TEXT PASSAGE:
________________________

The Italian baritone, who reprises his most famous role in Verdi’s Falstaff at the Royal Opera House on Monday, regularly cooks his celebrated risotto for the entire cast. When his recipe was posted on New York’s Metropolitan Opera House website it was said to have been viewed more than two million times. Indeed, some of his YouTube cookery videos are more popular than his opera clips.
I joined the charismatic star at Giovanni’s in Covent Garden, central London, where we talked food and Falstaff over an Italian luncheon. Pavarotti (a former regular at the restaurant) was playing in the background.
Maestri was just 31 when he first took on the role of the larger-than-life Sir John Falstaff, Shakespeare’s elderly, indebted lover of wine, women and food. Now aged 45, he has performed the role more than 250 times from Brazil to Japan. A baritone who took the role in Toronto when Maestri was unavailable, recently apologised to him for playing “his part”, he laughs.
Earlier in his career, under the instruction of the Italian master conductor Riccardo Muti, he played Falstaff “in a much more comic way”. Since then, he has “grown into the part”, in depth as well as girth.
“Muti told me to try to enjoy myself and then everyone would have fun,” he tells me via a translator. “But as I have got older, I have a better understanding of the deeper and more melancholic side of Falstaff, as, of course, there is Shakespeare in it.”
Falstaff tells the story of the knight who tries to woo two wealthy women for their money. Instead, it is Falstaff who is tricked and made a fool of, although the blow is softened by wine.
“Rehearsals are pretty good but tough,” says Maestri, several days before the first performance as we tuck into burrata, a cheese made from mozzarella and cream, which had arrived that day from Italy. “The stage direction is beautiful but really complicated.”
There is even a horse. When this production, set in the 1950s and directed by Canadian Robert Carsen, was first performed at the Royal Opera House in 2012, a horse called Mr Robert was used. Maestri says the animal is “now a big star and is far too expensive”, so a replacement has been found.
“But I am not so unkind as to ride the horse,” he jokes. “I lead him on.” I ask Maestri why he enjoys the role. “Because he [Falstaff] doesn’t die at the end,” he laughs.

________________________

DATA RECORDS:
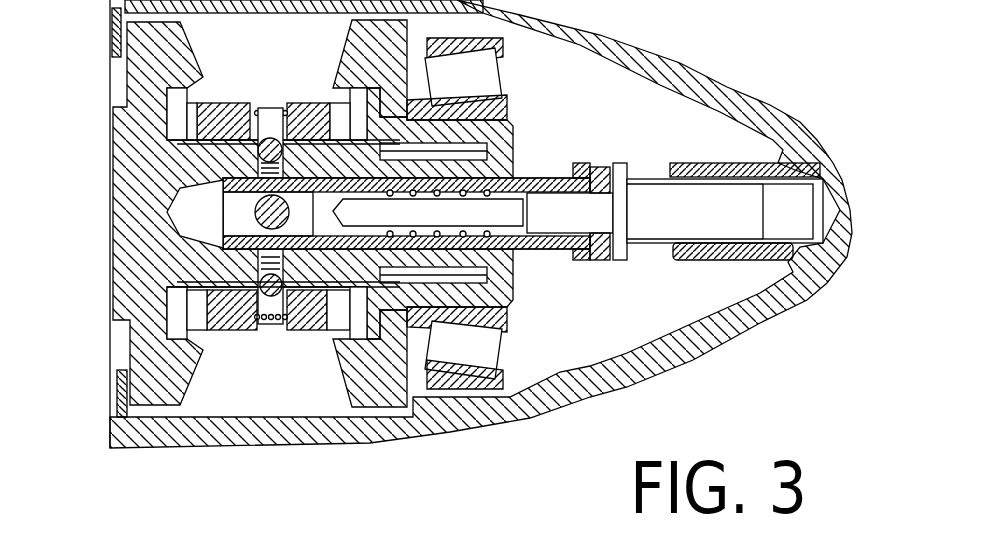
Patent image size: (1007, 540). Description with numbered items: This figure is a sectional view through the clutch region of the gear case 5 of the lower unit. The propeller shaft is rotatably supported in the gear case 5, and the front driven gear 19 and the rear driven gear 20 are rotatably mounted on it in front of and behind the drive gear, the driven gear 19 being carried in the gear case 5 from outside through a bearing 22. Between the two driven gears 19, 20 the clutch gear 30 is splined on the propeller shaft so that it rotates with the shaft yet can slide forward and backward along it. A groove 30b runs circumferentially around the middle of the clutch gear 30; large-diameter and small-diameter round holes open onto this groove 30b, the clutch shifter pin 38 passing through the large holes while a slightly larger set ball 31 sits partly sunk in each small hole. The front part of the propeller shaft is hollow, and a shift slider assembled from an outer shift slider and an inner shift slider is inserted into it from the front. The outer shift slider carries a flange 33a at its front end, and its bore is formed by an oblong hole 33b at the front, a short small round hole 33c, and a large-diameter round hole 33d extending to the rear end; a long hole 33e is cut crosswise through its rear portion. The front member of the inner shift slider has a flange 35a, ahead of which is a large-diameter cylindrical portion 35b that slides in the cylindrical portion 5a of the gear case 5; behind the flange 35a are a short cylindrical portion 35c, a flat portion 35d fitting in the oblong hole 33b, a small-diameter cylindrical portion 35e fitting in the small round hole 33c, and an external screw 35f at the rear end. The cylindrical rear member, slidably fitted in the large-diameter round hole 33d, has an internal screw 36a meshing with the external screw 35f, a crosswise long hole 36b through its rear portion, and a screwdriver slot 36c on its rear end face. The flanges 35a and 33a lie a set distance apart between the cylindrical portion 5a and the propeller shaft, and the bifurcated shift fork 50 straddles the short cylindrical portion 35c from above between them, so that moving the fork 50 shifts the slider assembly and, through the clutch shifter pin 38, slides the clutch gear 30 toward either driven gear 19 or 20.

The gear case 5 is at (770, 106).
The cylindrical portion 5a is at (706, 160).
The driven gear 19 is at (407, 420).
The driven gear 20 is at (150, 433).
The bearing 22 is at (497, 413).
The clutch gear 30 is at (231, 101).
The groove 30b is at (268, 98).
The set ball 31 is at (283, 108).
The flange 33a is at (594, 165).
The oblong hole 33b is at (572, 165).
The small round hole 33c is at (533, 180).
The large-diameter round hole 33d is at (513, 178).
The long hole 33e is at (273, 411).
The flange 35a is at (620, 260).
The large-diameter cylindrical portion 35b is at (660, 257).
The short cylindrical portion 35c is at (600, 222).
The flat portion 35d is at (563, 222).
The small-diameter cylindrical portion 35e is at (503, 338).
The external screw 35f is at (287, 325).
The internal screw 36a is at (338, 440).
The long hole 36b is at (217, 323).
The slot 36c is at (210, 222).
The clutch shifter pin 38 is at (205, 177).
The bifurcated shift fork 50 is at (605, 160).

________________________

EXERCISE REQUIREMENTS:
1. Edit the article on Maestri and Falstaff, starting at "Falstaff tells the" and ending at "softened by wine.", so that "knight" becomes "nobleman".
2. Continue the article on Maestri and Falstaff, picking up after its final sentence.

ANSWER LIST:
1.
Falstaff tells the story of the nobleman who tries to woo two wealthy women for their money. Instead, it is Falstaff who is tricked and made a fool of, although the blow is softened by wine.

2.
“But really he is sad in many ways because he has these two fellows who follow him everywhere because he pays for everything. He’s old so he doesn’t really want to possess the women. It’s a sort of lesson for life. You reap what you sow. It depends on how you sow your seeds.”
Maestri’s family run a restaurant in Pavia and from the age of 16 he would play the piano and sing. Many of the customers were what are known as the loggionisti – the spectators who fill the balconies of La Scala, Milan’s world famous opera house, and the world’s “most demanding” opera fans. They told Maestri that he must pursue opera. Encouraged he took lessons and began his professional career at the age of 29.
“But a baritone is like wine, it gets better with age”, he smiles.
Maestri says he was more worried when he performed Falstaff in London for the first time than when he started out at La Scala.
“Because in London you know Falstaff better than anyone else in the world because of Shakespeare,” he says. “In New York, I play a more comic Falstaff but a London audience is more prepared to understand my Falstaff now, which is less comic and more pathetic.”
Maestri’s singing talent comes from his father, who was also a baritone, but with “no money to study he could not take it further”. He learned to cook “like all Italians, from watching Mama in the kitchen”.
He currently spends 80 per cent of his time performing overseas, usually accompanied by his wife. He would love to buy a restaurant at some point and combine his two great passions.
“Singing is a gift from God so it is not something that you should just do for money,” he says. “Everything I have learnt about Falstaff from all the performances around the world I want to give back.”